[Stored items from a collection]
====
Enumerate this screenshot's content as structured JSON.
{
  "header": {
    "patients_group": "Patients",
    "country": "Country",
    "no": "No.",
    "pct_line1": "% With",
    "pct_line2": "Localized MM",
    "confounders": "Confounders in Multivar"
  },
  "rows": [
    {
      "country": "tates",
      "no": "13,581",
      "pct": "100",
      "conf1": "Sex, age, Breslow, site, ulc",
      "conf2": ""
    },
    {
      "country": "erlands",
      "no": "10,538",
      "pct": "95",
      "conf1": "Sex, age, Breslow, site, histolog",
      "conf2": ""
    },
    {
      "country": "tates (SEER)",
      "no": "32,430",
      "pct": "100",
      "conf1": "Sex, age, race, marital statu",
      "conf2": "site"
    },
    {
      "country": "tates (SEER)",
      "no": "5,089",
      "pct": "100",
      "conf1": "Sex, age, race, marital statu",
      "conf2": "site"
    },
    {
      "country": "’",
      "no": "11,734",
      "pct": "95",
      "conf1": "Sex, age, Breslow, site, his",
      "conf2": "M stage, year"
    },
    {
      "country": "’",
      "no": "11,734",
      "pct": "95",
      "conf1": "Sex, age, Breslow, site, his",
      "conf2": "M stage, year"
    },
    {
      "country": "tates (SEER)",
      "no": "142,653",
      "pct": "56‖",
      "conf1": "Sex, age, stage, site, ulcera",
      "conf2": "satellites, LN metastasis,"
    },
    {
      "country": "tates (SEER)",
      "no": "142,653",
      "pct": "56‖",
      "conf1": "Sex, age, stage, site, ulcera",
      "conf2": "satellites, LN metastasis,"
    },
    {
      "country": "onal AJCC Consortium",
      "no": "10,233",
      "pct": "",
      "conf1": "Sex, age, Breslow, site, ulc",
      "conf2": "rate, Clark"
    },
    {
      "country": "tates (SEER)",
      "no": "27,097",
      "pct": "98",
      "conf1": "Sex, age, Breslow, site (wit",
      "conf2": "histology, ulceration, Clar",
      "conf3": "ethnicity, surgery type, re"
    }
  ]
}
====
→ **Your task**
In this exercise, give every record above again exactly.

→ **Your response**
Enumerate this screenshot's content as structured JSON.
{
  "header": {
    "patients_group": "Patients",
    "country": "Country",
    "no": "No.",
    "pct_line1": "% With",
    "pct_line2": "Localized MM",
    "confounders": "Confounders in Multivar"
  },
  "rows": [
    {
      "country": "tates",
      "no": "13,581",
      "pct": "100",
      "conf1": "Sex, age, Breslow, site, ulc",
      "conf2": ""
    },
    {
      "country": "erlands",
      "no": "10,538",
      "pct": "95",
      "conf1": "Sex, age, Breslow, site, histolog",
      "conf2": ""
    },
    {
      "country": "tates (SEER)",
      "no": "32,430",
      "pct": "100",
      "conf1": "Sex, age, race, marital statu",
      "conf2": "site"
    },
    {
      "country": "tates (SEER)",
      "no": "5,089",
      "pct": "100",
      "conf1": "Sex, age, race, marital statu",
      "conf2": "site"
    },
    {
      "country": "’",
      "no": "11,734",
      "pct": "95",
      "conf1": "Sex, age, Breslow, site, his",
      "conf2": "M stage, year"
    },
    {
      "country": "’",
      "no": "11,734",
      "pct": "95",
      "conf1": "Sex, age, Breslow, site, his",
      "conf2": "M stage, year"
    },
    {
      "country": "tates (SEER)",
      "no": "142,653",
      "pct": "56‖",
      "conf1": "Sex, age, stage, site, ulcera",
      "conf2": "satellites, LN metastasis,"
    },
    {
      "country": "tates (SEER)",
      "no": "142,653",
      "pct": "56‖",
      "conf1": "Sex, age, stage, site, ulcera",
      "conf2": "satellites, LN metastasis,"
    },
    {
      "country": "onal AJCC Consortium",
      "no": "10,233",
      "pct": "",
      "conf1": "Sex, age, Breslow, site, ulc",
      "conf2": "rate, Clark"
    },
    {
      "country": "tates (SEER)",
      "no": "27,097",
      "pct": "98",
      "conf1": "Sex, age, Breslow, site (wit",
      "conf2": "histology, ulceration, Clar",
      "conf3": "ethnicity, surgery type, re"
    }
  ]
}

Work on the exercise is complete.